BRIEF. Copy the records verbatim from the line with "comment-username[interactable]: 有关想念 xyxy=(64,586,112,603)" up to and including the line with "reply-button[interactable]: 回复 xyxy=(104,547,128,561)".

═══ SUPPLIED DATA ═══

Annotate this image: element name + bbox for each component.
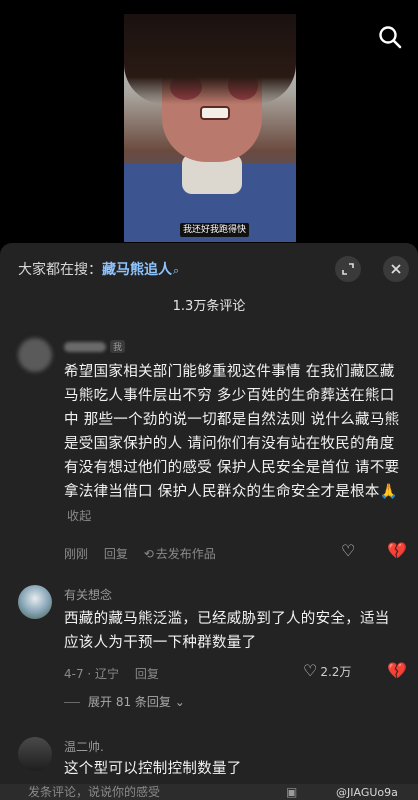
comment-username[interactable]: 有关想念 xyxy=(64,586,112,603)
video-player[interactable]: 我还好我跑得快 xyxy=(124,14,296,242)
like-icon: ♡ xyxy=(303,661,318,680)
trending-search[interactable]: 大家都在搜：藏马熊追人⌕ xyxy=(18,259,179,279)
divider xyxy=(64,702,80,703)
comment-count: 1.3万条评论 xyxy=(172,299,246,314)
comment-username[interactable]: 温二帅. xyxy=(64,738,104,755)
chevron-down-icon: ⌄ xyxy=(170,695,185,709)
comment-meta: 刚刚 回复 ⟲ 去发布作品 xyxy=(64,545,240,562)
video-caption: 我还好我跑得快 xyxy=(180,223,250,237)
like-icon[interactable]: ♡ xyxy=(341,541,355,560)
like-button[interactable]: ♡ 2.2万 xyxy=(303,661,351,680)
comment-time: 刚刚 xyxy=(64,547,89,561)
dislike-icon[interactable]: 💔 xyxy=(387,661,407,680)
comment-text: 西藏的藏马熊泛滥，已经威胁到了人的安全，适当应该人为干预一下种群数量了 xyxy=(64,611,390,651)
comment-input[interactable]: 发条评论，说说你的感受 xyxy=(28,784,160,800)
avatar[interactable] xyxy=(18,338,52,372)
reply-button[interactable]: 回复 xyxy=(135,667,159,681)
avatar[interactable] xyxy=(18,585,52,619)
search-icon: ⌕ xyxy=(173,264,180,277)
comment-meta: 4-7 · 辽宁 回复 xyxy=(64,665,171,682)
username-blurred xyxy=(64,341,106,352)
share-link[interactable]: ⟲ 去发布作品 xyxy=(144,547,228,561)
share-icon: ⟲ xyxy=(143,547,154,561)
expand-replies[interactable]: 展开 81 条回复 ⌄ xyxy=(64,693,185,710)
close-icon[interactable] xyxy=(383,256,409,282)
trending-keyword[interactable]: 藏马熊追人 xyxy=(102,262,172,278)
watermark: @JIAGUo9a xyxy=(336,786,398,799)
avatar[interactable] xyxy=(18,737,52,771)
dislike-icon[interactable]: 💔 xyxy=(387,541,407,560)
like-count: 2.2万 xyxy=(320,665,352,679)
comment-username[interactable]: 我 xyxy=(64,339,126,353)
comment-text: 希望国家相关部门能够重视这件事情 在我们藏区藏马熊吃人事件层出不穷 多少百姓的生… xyxy=(64,364,400,523)
collapse-link[interactable]: 收起 xyxy=(67,509,92,523)
search-icon[interactable] xyxy=(377,24,403,50)
self-badge: 我 xyxy=(110,340,126,353)
image-icon[interactable]: ▣ xyxy=(286,785,297,799)
comment-sheet: 大家都在搜：藏马熊追人⌕ 1.3万条评论 我 希望国家相关部门能够重视这件事情 … xyxy=(0,243,418,800)
comment-time: 4-7 · 辽宁 xyxy=(64,667,120,681)
fullscreen-icon[interactable] xyxy=(335,256,361,282)
comment-text: 这个型可以控制控制数量了 xyxy=(64,761,242,777)
pray-emoji: 🙏 xyxy=(379,484,399,500)
reply-button[interactable]: 回复 xyxy=(104,547,128,561)
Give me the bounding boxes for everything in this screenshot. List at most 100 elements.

═══

EXERCISE SOLUTION.
comment-username[interactable]: 有关想念 xyxy=(64,586,112,603)
video-player[interactable]: 我还好我跑得快 xyxy=(124,14,296,242)
like-icon: ♡ xyxy=(303,661,318,680)
trending-search[interactable]: 大家都在搜：藏马熊追人⌕ xyxy=(18,259,179,279)
divider xyxy=(64,702,80,703)
comment-count: 1.3万条评论 xyxy=(172,299,246,314)
comment-username[interactable]: 温二帅. xyxy=(64,738,104,755)
chevron-down-icon: ⌄ xyxy=(170,695,185,709)
comment-meta: 刚刚 回复 ⟲ 去发布作品 xyxy=(64,545,240,562)
video-caption: 我还好我跑得快 xyxy=(180,223,250,237)
like-icon[interactable]: ♡ xyxy=(341,541,355,560)
like-button[interactable]: ♡ 2.2万 xyxy=(303,661,351,680)
comment-time: 刚刚 xyxy=(64,547,89,561)
dislike-icon[interactable]: 💔 xyxy=(387,661,407,680)
comment-text: 西藏的藏马熊泛滥，已经威胁到了人的安全，适当应该人为干预一下种群数量了 xyxy=(64,611,390,651)
comment-input[interactable]: 发条评论，说说你的感受 xyxy=(28,784,160,800)
avatar[interactable] xyxy=(18,338,52,372)
reply-button[interactable]: 回复 xyxy=(135,667,159,681)
avatar[interactable] xyxy=(18,585,52,619)
search-icon: ⌕ xyxy=(173,264,180,277)
comment-meta: 4-7 · 辽宁 回复 xyxy=(64,665,171,682)
username-blurred xyxy=(64,341,106,352)
share-link[interactable]: ⟲ 去发布作品 xyxy=(144,547,228,561)
share-icon: ⟲ xyxy=(143,547,154,561)
expand-replies[interactable]: 展开 81 条回复 ⌄ xyxy=(64,693,185,710)
close-icon[interactable] xyxy=(383,256,409,282)
trending-keyword[interactable]: 藏马熊追人 xyxy=(102,262,172,278)
watermark: @JIAGUo9a xyxy=(336,786,398,799)
avatar[interactable] xyxy=(18,737,52,771)
dislike-icon[interactable]: 💔 xyxy=(387,541,407,560)
like-count: 2.2万 xyxy=(320,665,352,679)
comment-username[interactable]: 我 xyxy=(64,339,126,353)
comment-text: 希望国家相关部门能够重视这件事情 在我们藏区藏马熊吃人事件层出不穷 多少百姓的生… xyxy=(64,364,400,523)
collapse-link[interactable]: 收起 xyxy=(67,509,92,523)
search-icon[interactable] xyxy=(377,24,403,50)
self-badge: 我 xyxy=(110,340,126,353)
image-icon[interactable]: ▣ xyxy=(286,785,297,799)
comment-sheet: 大家都在搜：藏马熊追人⌕ 1.3万条评论 我 希望国家相关部门能够重视这件事情 … xyxy=(0,243,418,800)
comment-time: 4-7 · 辽宁 xyxy=(64,667,120,681)
fullscreen-icon[interactable] xyxy=(335,256,361,282)
comment-text: 这个型可以控制控制数量了 xyxy=(64,761,242,777)
pray-emoji: 🙏 xyxy=(379,484,399,500)
reply-button[interactable]: 回复 xyxy=(104,547,128,561)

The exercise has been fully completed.